Collected data entries

##########

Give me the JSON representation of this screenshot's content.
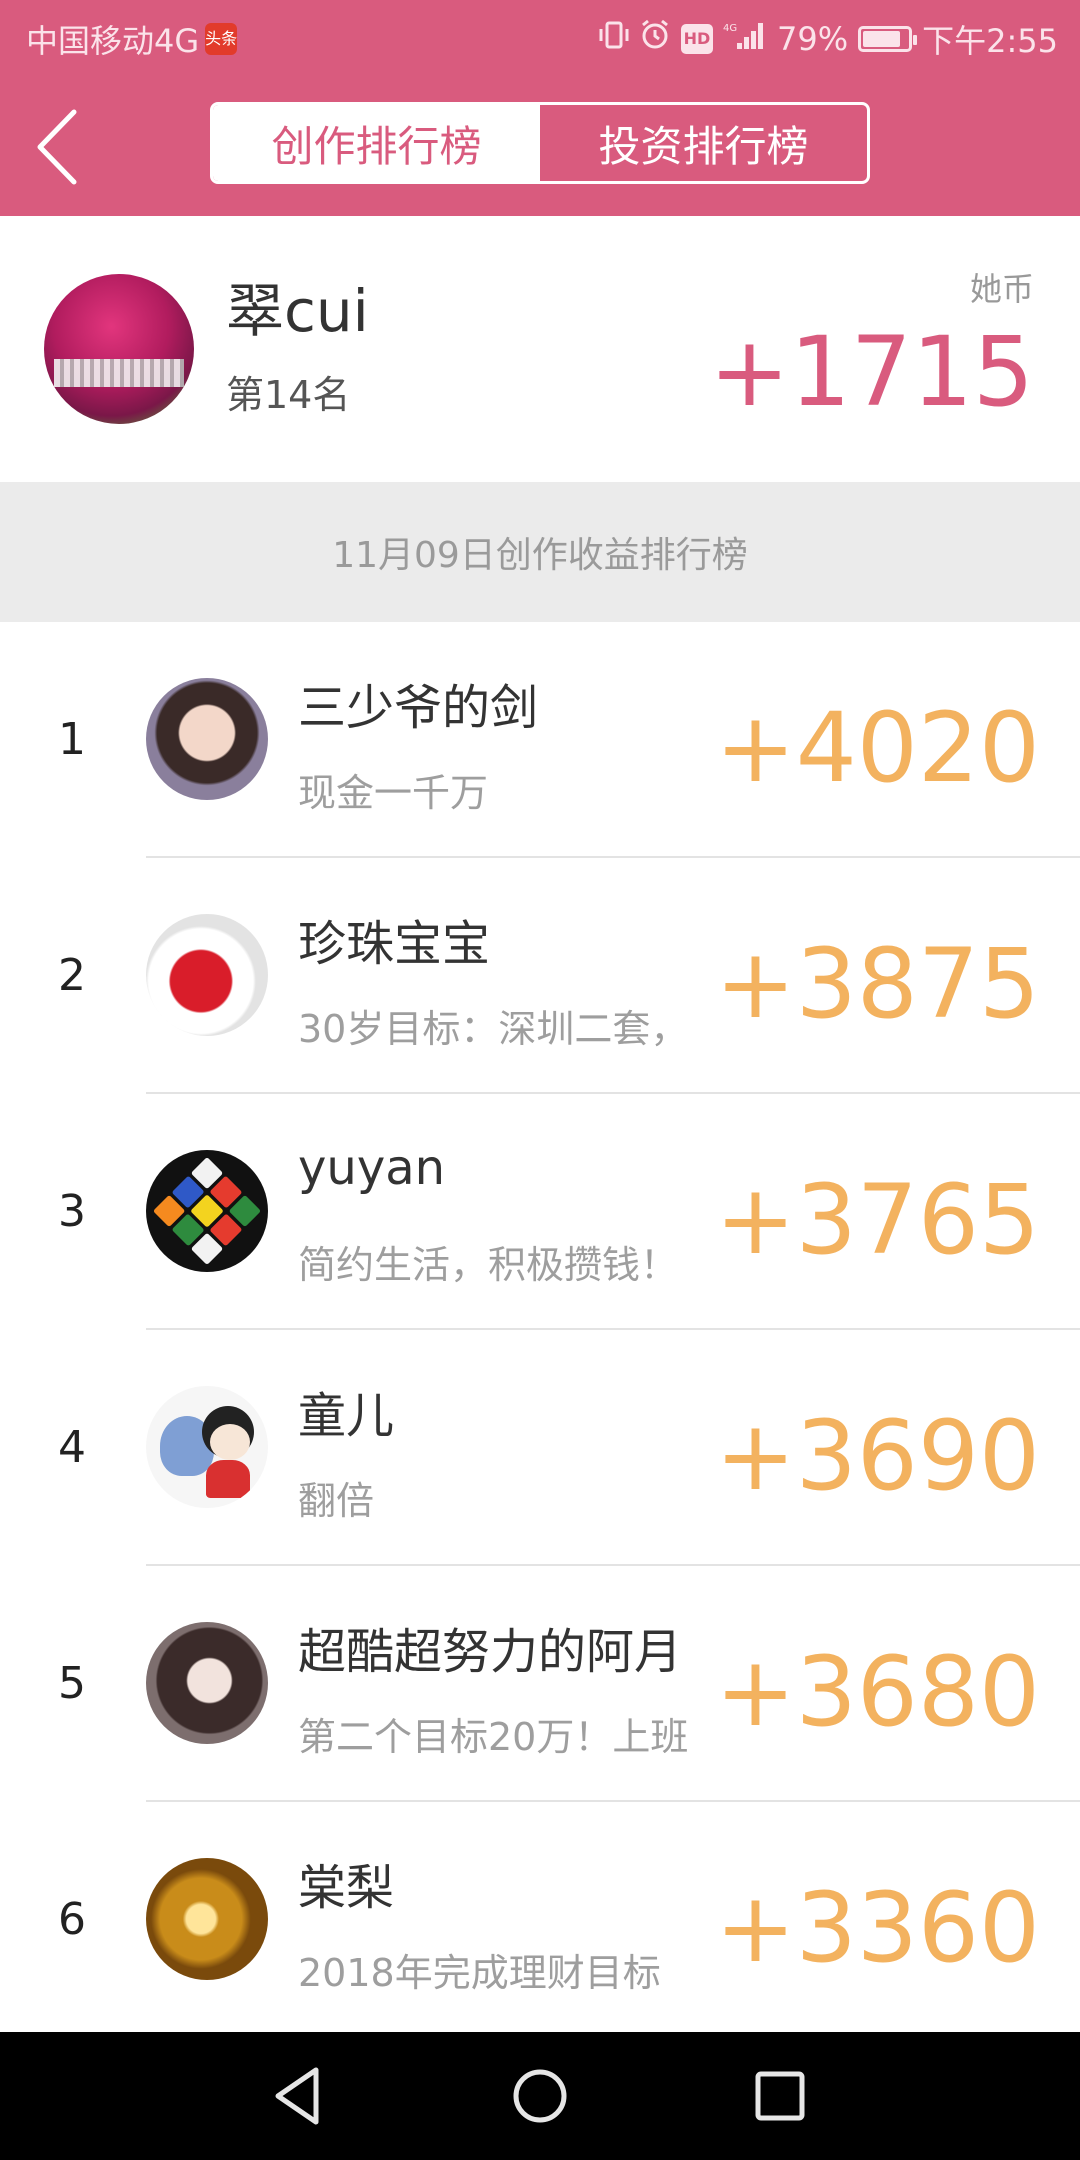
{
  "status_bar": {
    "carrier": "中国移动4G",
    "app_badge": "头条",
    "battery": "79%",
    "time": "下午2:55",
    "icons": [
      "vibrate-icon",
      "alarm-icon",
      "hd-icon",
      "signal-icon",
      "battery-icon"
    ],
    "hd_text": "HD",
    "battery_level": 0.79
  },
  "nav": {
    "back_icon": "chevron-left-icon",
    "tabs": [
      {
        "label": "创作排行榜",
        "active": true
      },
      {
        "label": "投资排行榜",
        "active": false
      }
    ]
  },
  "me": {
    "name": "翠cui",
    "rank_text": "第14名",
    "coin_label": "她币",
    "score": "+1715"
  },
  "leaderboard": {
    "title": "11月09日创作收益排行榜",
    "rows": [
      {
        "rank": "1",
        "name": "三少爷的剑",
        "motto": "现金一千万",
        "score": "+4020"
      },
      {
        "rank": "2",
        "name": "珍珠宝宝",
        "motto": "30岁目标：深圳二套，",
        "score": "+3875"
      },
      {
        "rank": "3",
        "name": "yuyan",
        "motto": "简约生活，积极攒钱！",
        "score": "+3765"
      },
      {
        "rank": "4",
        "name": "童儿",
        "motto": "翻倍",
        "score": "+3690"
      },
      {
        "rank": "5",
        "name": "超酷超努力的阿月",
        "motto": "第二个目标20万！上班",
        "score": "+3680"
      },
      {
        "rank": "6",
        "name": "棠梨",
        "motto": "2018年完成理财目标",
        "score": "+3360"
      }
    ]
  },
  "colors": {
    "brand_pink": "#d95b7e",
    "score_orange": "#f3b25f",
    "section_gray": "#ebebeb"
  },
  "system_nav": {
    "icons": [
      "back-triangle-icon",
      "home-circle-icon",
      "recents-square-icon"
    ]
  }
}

##########

**Written request**: Restate the full listing verbatim and drop every picture.

**Response to the task**:
Give me the JSON representation of this screenshot's content.
{
  "status_bar": {
    "carrier": "中国移动4G",
    "app_badge": "头条",
    "battery": "79%",
    "time": "下午2:55",
    "icons": [
      "vibrate-icon",
      "alarm-icon",
      "hd-icon",
      "signal-icon",
      "battery-icon"
    ],
    "hd_text": "HD",
    "battery_level": 0.79
  },
  "nav": {
    "back_icon": "chevron-left-icon",
    "tabs": [
      {
        "label": "创作排行榜",
        "active": true
      },
      {
        "label": "投资排行榜",
        "active": false
      }
    ]
  },
  "me": {
    "name": "翠cui",
    "rank_text": "第14名",
    "coin_label": "她币",
    "score": "+1715"
  },
  "leaderboard": {
    "title": "11月09日创作收益排行榜",
    "rows": [
      {
        "rank": "1",
        "name": "三少爷的剑",
        "motto": "现金一千万",
        "score": "+4020"
      },
      {
        "rank": "2",
        "name": "珍珠宝宝",
        "motto": "30岁目标：深圳二套，",
        "score": "+3875"
      },
      {
        "rank": "3",
        "name": "yuyan",
        "motto": "简约生活，积极攒钱！",
        "score": "+3765"
      },
      {
        "rank": "4",
        "name": "童儿",
        "motto": "翻倍",
        "score": "+3690"
      },
      {
        "rank": "5",
        "name": "超酷超努力的阿月",
        "motto": "第二个目标20万！上班",
        "score": "+3680"
      },
      {
        "rank": "6",
        "name": "棠梨",
        "motto": "2018年完成理财目标",
        "score": "+3360"
      }
    ]
  },
  "colors": {
    "brand_pink": "#d95b7e",
    "score_orange": "#f3b25f",
    "section_gray": "#ebebeb"
  },
  "system_nav": {
    "icons": [
      "back-triangle-icon",
      "home-circle-icon",
      "recents-square-icon"
    ]
  }
}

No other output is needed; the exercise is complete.